CONSIGNE ÉCRITE: Réécris toutes les entrées ci-dessous sous forme de tableau Markdown à deux colonnes, « Numéro » et « Ligne ». Chaque ligne non vide y occupe une rangée avec son numéro, et les lignes vides sont laissées de côté.
☆ ☆ ☆ ☆ ☆ ☆ ☆
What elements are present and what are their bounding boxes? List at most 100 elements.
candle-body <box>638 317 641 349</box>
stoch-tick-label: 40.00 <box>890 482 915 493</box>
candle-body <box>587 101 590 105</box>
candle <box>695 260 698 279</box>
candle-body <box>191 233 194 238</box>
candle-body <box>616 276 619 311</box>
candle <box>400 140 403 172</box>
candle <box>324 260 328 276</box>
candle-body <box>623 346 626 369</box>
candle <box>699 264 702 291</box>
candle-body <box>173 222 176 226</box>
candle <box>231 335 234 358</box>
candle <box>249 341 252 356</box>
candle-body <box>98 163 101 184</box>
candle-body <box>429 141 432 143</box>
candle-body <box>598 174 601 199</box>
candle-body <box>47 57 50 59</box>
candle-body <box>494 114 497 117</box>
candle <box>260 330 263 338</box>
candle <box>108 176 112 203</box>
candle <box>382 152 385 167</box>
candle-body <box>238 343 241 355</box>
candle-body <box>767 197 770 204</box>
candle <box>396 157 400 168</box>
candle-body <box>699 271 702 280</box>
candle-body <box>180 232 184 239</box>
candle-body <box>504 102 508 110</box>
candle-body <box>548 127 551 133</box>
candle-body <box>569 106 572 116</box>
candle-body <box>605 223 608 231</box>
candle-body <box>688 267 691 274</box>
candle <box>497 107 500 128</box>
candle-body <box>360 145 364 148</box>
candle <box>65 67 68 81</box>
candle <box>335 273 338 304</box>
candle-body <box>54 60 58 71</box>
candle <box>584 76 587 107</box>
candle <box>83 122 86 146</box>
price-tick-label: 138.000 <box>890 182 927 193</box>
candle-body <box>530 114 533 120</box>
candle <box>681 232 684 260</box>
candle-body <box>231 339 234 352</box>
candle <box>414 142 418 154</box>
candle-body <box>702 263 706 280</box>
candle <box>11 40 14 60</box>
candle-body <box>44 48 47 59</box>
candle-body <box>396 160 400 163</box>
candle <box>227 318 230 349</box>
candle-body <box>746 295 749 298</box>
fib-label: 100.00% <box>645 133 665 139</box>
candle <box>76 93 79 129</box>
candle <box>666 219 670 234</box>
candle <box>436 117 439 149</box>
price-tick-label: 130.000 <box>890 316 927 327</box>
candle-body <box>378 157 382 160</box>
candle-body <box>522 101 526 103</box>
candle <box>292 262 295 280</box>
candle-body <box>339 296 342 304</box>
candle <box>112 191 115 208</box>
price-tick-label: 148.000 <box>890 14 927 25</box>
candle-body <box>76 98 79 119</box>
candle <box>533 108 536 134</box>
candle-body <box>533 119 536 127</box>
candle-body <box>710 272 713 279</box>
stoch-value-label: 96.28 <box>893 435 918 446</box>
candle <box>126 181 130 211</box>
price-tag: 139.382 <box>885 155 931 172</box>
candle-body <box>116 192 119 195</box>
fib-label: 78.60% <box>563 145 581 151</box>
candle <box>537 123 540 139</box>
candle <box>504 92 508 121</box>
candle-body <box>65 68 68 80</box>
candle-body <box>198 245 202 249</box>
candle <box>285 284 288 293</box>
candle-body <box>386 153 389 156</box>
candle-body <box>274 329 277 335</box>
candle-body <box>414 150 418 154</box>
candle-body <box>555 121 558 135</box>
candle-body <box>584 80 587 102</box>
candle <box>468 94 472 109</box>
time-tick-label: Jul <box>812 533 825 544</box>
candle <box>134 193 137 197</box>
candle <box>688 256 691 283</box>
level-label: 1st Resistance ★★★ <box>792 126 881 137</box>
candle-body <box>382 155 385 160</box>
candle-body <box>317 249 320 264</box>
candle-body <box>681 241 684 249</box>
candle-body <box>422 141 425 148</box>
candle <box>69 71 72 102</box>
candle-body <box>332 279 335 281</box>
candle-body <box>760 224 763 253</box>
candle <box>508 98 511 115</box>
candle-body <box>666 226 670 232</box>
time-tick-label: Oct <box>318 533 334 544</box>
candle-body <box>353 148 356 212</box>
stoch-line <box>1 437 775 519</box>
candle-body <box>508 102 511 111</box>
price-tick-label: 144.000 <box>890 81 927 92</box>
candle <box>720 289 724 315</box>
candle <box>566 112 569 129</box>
☆ ☆ ☆ ☆ ☆ ☆ ☆
BONNE RÉPONSE:
| Numéro | Ligne |
|---|---|
| 1 | What elements are present and what are their bounding boxes? List at most 100 elements. |
| 2 | candle-body <box>638 317 641 349</box> |
| 3 | stoch-tick-label: 40.00 <box>890 482 915 493</box> |
| 4 | candle-body <box>587 101 590 105</box> |
| 5 | candle <box>695 260 698 279</box> |
| 6 | candle-body <box>191 233 194 238</box> |
| 7 | candle-body <box>616 276 619 311</box> |
| 8 | candle <box>400 140 403 172</box> |
| 9 | candle <box>324 260 328 276</box> |
| 10 | candle-body <box>623 346 626 369</box> |
| 11 | candle <box>699 264 702 291</box> |
| 12 | candle-body <box>173 222 176 226</box> |
| 13 | candle <box>231 335 234 358</box> |
| 14 | candle <box>249 341 252 356</box> |
| 15 | candle-body <box>98 163 101 184</box> |
| 16 | candle-body <box>429 141 432 143</box> |
| 17 | candle-body <box>598 174 601 199</box> |
| 18 | candle-body <box>47 57 50 59</box> |
| 19 | candle-body <box>494 114 497 117</box> |
| 20 | candle <box>260 330 263 338</box> |
| 21 | candle <box>108 176 112 203</box> |
| 22 | candle <box>382 152 385 167</box> |
| 23 | candle-body <box>238 343 241 355</box> |
| 24 | candle-body <box>767 197 770 204</box> |
| 25 | candle <box>396 157 400 168</box> |
| 26 | candle-body <box>699 271 702 280</box> |
| 27 | candle-body <box>180 232 184 239</box> |
| 28 | candle-body <box>504 102 508 110</box> |
| 29 | candle-body <box>548 127 551 133</box> |
| 30 | candle-body <box>569 106 572 116</box> |
| 31 | candle-body <box>605 223 608 231</box> |
| 32 | candle-body <box>688 267 691 274</box> |
| 33 | candle <box>497 107 500 128</box> |
| 34 | candle-body <box>360 145 364 148</box> |
| 35 | candle <box>65 67 68 81</box> |
| 36 | candle <box>335 273 338 304</box> |
| 37 | candle-body <box>54 60 58 71</box> |
| 38 | candle <box>584 76 587 107</box> |
| 39 | candle <box>83 122 86 146</box> |
| 40 | price-tick-label: 138.000 <box>890 182 927 193</box> |
| 41 | candle-body <box>530 114 533 120</box> |
| 42 | candle <box>681 232 684 260</box> |
| 43 | candle-body <box>231 339 234 352</box> |
| 44 | candle <box>414 142 418 154</box> |
| 45 | candle-body <box>702 263 706 280</box> |
| 46 | candle <box>11 40 14 60</box> |
| 47 | candle-body <box>44 48 47 59</box> |
| 48 | candle-body <box>396 160 400 163</box> |
| 49 | candle <box>227 318 230 349</box> |
| 50 | candle-body <box>746 295 749 298</box> |
| 51 | fib-label: 100.00% <box>645 133 665 139</box> |
| 52 | candle <box>76 93 79 129</box> |
| 53 | candle <box>666 219 670 234</box> |
| 54 | candle <box>436 117 439 149</box> |
| 55 | price-tick-label: 130.000 <box>890 316 927 327</box> |
| 56 | candle-body <box>378 157 382 160</box> |
| 57 | candle-body <box>522 101 526 103</box> |
| 58 | candle <box>292 262 295 280</box> |
| 59 | candle-body <box>339 296 342 304</box> |
| 60 | candle <box>112 191 115 208</box> |
| 61 | price-tick-label: 148.000 <box>890 14 927 25</box> |
| 62 | candle-body <box>76 98 79 119</box> |
| 63 | candle <box>533 108 536 134</box> |
| 64 | candle-body <box>533 119 536 127</box> |
| 65 | candle-body <box>710 272 713 279</box> |
| 66 | stoch-value-label: 96.28 <box>893 435 918 446</box> |
| 67 | candle <box>126 181 130 211</box> |
| 68 | price-tag: 139.382 <box>885 155 931 172</box> |
| 69 | candle-body <box>116 192 119 195</box> |
| 70 | fib-label: 78.60% <box>563 145 581 151</box> |
| 71 | candle <box>537 123 540 139</box> |
| 72 | candle <box>504 92 508 121</box> |
| 73 | candle-body <box>65 68 68 80</box> |
| 74 | candle-body <box>198 245 202 249</box> |
| 75 | candle <box>285 284 288 293</box> |
| 76 | candle-body <box>386 153 389 156</box> |
| 77 | candle-body <box>274 329 277 335</box> |
| 78 | candle-body <box>414 150 418 154</box> |
| 79 | candle-body <box>555 121 558 135</box> |
| 80 | candle-body <box>584 80 587 102</box> |
| 81 | candle <box>468 94 472 109</box> |
| 82 | time-tick-label: Jul <box>812 533 825 544</box> |
| 83 | candle <box>134 193 137 197</box> |
| 84 | candle <box>688 256 691 283</box> |
| 85 | level-label: 1st Resistance ★★★ <box>792 126 881 137</box> |
| 86 | candle-body <box>382 155 385 160</box> |
| 87 | candle-body <box>317 249 320 264</box> |
| 88 | candle-body <box>681 241 684 249</box> |
| 89 | candle-body <box>422 141 425 148</box> |
| 90 | candle <box>69 71 72 102</box> |
| 91 | candle-body <box>332 279 335 281</box> |
| 92 | candle-body <box>760 224 763 253</box> |
| 93 | candle <box>508 98 511 115</box> |
| 94 | candle-body <box>666 226 670 232</box> |
| 95 | time-tick-label: Oct <box>318 533 334 544</box> |
| 96 | candle-body <box>353 148 356 212</box> |
| 97 | stoch-line <box>1 437 775 519</box> |
| 98 | candle-body <box>508 102 511 111</box> |
| 99 | price-tick-label: 144.000 <box>890 81 927 92</box> |
| 100 | candle <box>720 289 724 315</box> |
| 101 | candle <box>566 112 569 129</box> |